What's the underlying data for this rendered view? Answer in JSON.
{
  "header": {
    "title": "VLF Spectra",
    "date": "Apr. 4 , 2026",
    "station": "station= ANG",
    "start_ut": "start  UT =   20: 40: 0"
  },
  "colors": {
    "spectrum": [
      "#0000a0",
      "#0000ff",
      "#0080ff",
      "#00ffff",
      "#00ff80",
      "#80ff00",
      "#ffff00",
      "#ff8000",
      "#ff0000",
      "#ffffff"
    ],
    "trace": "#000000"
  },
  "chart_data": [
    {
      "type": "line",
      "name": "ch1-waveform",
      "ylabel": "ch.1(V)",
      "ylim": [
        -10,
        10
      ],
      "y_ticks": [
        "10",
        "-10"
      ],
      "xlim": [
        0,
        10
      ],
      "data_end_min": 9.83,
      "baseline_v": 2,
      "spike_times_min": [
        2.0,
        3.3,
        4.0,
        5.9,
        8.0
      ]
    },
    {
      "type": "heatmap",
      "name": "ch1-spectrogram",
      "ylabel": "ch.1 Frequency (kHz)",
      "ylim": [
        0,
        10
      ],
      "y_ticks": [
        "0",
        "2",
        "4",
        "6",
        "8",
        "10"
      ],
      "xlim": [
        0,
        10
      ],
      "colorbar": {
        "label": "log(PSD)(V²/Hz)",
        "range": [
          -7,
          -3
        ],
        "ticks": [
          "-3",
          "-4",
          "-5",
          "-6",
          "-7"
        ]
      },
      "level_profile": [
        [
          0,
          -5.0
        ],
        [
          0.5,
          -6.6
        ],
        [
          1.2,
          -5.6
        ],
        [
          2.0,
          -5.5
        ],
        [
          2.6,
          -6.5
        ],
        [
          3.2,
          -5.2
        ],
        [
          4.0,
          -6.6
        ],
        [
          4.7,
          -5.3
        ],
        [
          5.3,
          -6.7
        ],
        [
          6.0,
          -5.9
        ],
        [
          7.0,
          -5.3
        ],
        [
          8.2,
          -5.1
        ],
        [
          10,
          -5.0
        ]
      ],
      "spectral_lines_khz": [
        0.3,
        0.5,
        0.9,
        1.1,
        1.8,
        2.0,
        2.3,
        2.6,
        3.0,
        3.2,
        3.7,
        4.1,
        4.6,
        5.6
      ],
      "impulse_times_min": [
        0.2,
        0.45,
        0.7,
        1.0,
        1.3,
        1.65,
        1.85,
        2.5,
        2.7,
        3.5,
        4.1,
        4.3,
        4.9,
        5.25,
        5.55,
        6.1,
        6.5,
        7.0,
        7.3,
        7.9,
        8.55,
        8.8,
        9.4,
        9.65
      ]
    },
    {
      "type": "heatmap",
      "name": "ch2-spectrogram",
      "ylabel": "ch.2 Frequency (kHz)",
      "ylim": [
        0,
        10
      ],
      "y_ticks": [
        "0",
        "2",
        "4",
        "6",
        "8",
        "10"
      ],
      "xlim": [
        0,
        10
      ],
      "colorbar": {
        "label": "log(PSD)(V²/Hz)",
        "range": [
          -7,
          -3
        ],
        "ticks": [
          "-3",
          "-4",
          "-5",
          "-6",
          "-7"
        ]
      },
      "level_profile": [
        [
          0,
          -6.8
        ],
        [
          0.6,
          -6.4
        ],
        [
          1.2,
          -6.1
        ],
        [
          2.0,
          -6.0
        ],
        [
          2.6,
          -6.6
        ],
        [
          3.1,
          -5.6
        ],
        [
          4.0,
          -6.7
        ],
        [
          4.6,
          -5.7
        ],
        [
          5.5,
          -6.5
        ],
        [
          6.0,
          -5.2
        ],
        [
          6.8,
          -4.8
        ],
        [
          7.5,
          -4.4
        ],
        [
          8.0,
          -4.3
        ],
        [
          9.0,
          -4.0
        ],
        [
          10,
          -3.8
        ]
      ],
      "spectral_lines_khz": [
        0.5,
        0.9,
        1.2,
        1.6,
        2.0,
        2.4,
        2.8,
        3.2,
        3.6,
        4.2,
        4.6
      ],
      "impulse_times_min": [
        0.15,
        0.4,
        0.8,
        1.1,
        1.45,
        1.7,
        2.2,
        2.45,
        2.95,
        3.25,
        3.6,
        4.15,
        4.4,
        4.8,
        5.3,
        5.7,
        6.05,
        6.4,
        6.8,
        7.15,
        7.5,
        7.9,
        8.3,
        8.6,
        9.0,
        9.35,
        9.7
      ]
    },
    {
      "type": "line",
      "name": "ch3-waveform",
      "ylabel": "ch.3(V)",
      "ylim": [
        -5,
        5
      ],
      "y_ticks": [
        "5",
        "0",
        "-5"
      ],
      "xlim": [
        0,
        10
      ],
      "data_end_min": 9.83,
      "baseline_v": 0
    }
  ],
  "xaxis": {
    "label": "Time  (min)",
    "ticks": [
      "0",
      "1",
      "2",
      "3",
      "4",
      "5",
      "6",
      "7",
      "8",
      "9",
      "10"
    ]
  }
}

= = =

**JOB:** Output each record precisely as given.

**OUTPUT FOR THIS EXERCISE:**
What's the underlying data for this rendered view? Answer in JSON.
{
  "header": {
    "title": "VLF Spectra",
    "date": "Apr. 4 , 2026",
    "station": "station= ANG",
    "start_ut": "start  UT =   20: 40: 0"
  },
  "colors": {
    "spectrum": [
      "#0000a0",
      "#0000ff",
      "#0080ff",
      "#00ffff",
      "#00ff80",
      "#80ff00",
      "#ffff00",
      "#ff8000",
      "#ff0000",
      "#ffffff"
    ],
    "trace": "#000000"
  },
  "chart_data": [
    {
      "type": "line",
      "name": "ch1-waveform",
      "ylabel": "ch.1(V)",
      "ylim": [
        -10,
        10
      ],
      "y_ticks": [
        "10",
        "-10"
      ],
      "xlim": [
        0,
        10
      ],
      "data_end_min": 9.83,
      "baseline_v": 2,
      "spike_times_min": [
        2.0,
        3.3,
        4.0,
        5.9,
        8.0
      ]
    },
    {
      "type": "heatmap",
      "name": "ch1-spectrogram",
      "ylabel": "ch.1 Frequency (kHz)",
      "ylim": [
        0,
        10
      ],
      "y_ticks": [
        "0",
        "2",
        "4",
        "6",
        "8",
        "10"
      ],
      "xlim": [
        0,
        10
      ],
      "colorbar": {
        "label": "log(PSD)(V²/Hz)",
        "range": [
          -7,
          -3
        ],
        "ticks": [
          "-3",
          "-4",
          "-5",
          "-6",
          "-7"
        ]
      },
      "level_profile": [
        [
          0,
          -5.0
        ],
        [
          0.5,
          -6.6
        ],
        [
          1.2,
          -5.6
        ],
        [
          2.0,
          -5.5
        ],
        [
          2.6,
          -6.5
        ],
        [
          3.2,
          -5.2
        ],
        [
          4.0,
          -6.6
        ],
        [
          4.7,
          -5.3
        ],
        [
          5.3,
          -6.7
        ],
        [
          6.0,
          -5.9
        ],
        [
          7.0,
          -5.3
        ],
        [
          8.2,
          -5.1
        ],
        [
          10,
          -5.0
        ]
      ],
      "spectral_lines_khz": [
        0.3,
        0.5,
        0.9,
        1.1,
        1.8,
        2.0,
        2.3,
        2.6,
        3.0,
        3.2,
        3.7,
        4.1,
        4.6,
        5.6
      ],
      "impulse_times_min": [
        0.2,
        0.45,
        0.7,
        1.0,
        1.3,
        1.65,
        1.85,
        2.5,
        2.7,
        3.5,
        4.1,
        4.3,
        4.9,
        5.25,
        5.55,
        6.1,
        6.5,
        7.0,
        7.3,
        7.9,
        8.55,
        8.8,
        9.4,
        9.65
      ]
    },
    {
      "type": "heatmap",
      "name": "ch2-spectrogram",
      "ylabel": "ch.2 Frequency (kHz)",
      "ylim": [
        0,
        10
      ],
      "y_ticks": [
        "0",
        "2",
        "4",
        "6",
        "8",
        "10"
      ],
      "xlim": [
        0,
        10
      ],
      "colorbar": {
        "label": "log(PSD)(V²/Hz)",
        "range": [
          -7,
          -3
        ],
        "ticks": [
          "-3",
          "-4",
          "-5",
          "-6",
          "-7"
        ]
      },
      "level_profile": [
        [
          0,
          -6.8
        ],
        [
          0.6,
          -6.4
        ],
        [
          1.2,
          -6.1
        ],
        [
          2.0,
          -6.0
        ],
        [
          2.6,
          -6.6
        ],
        [
          3.1,
          -5.6
        ],
        [
          4.0,
          -6.7
        ],
        [
          4.6,
          -5.7
        ],
        [
          5.5,
          -6.5
        ],
        [
          6.0,
          -5.2
        ],
        [
          6.8,
          -4.8
        ],
        [
          7.5,
          -4.4
        ],
        [
          8.0,
          -4.3
        ],
        [
          9.0,
          -4.0
        ],
        [
          10,
          -3.8
        ]
      ],
      "spectral_lines_khz": [
        0.5,
        0.9,
        1.2,
        1.6,
        2.0,
        2.4,
        2.8,
        3.2,
        3.6,
        4.2,
        4.6
      ],
      "impulse_times_min": [
        0.15,
        0.4,
        0.8,
        1.1,
        1.45,
        1.7,
        2.2,
        2.45,
        2.95,
        3.25,
        3.6,
        4.15,
        4.4,
        4.8,
        5.3,
        5.7,
        6.05,
        6.4,
        6.8,
        7.15,
        7.5,
        7.9,
        8.3,
        8.6,
        9.0,
        9.35,
        9.7
      ]
    },
    {
      "type": "line",
      "name": "ch3-waveform",
      "ylabel": "ch.3(V)",
      "ylim": [
        -5,
        5
      ],
      "y_ticks": [
        "5",
        "0",
        "-5"
      ],
      "xlim": [
        0,
        10
      ],
      "data_end_min": 9.83,
      "baseline_v": 0
    }
  ],
  "xaxis": {
    "label": "Time  (min)",
    "ticks": [
      "0",
      "1",
      "2",
      "3",
      "4",
      "5",
      "6",
      "7",
      "8",
      "9",
      "10"
    ]
  }
}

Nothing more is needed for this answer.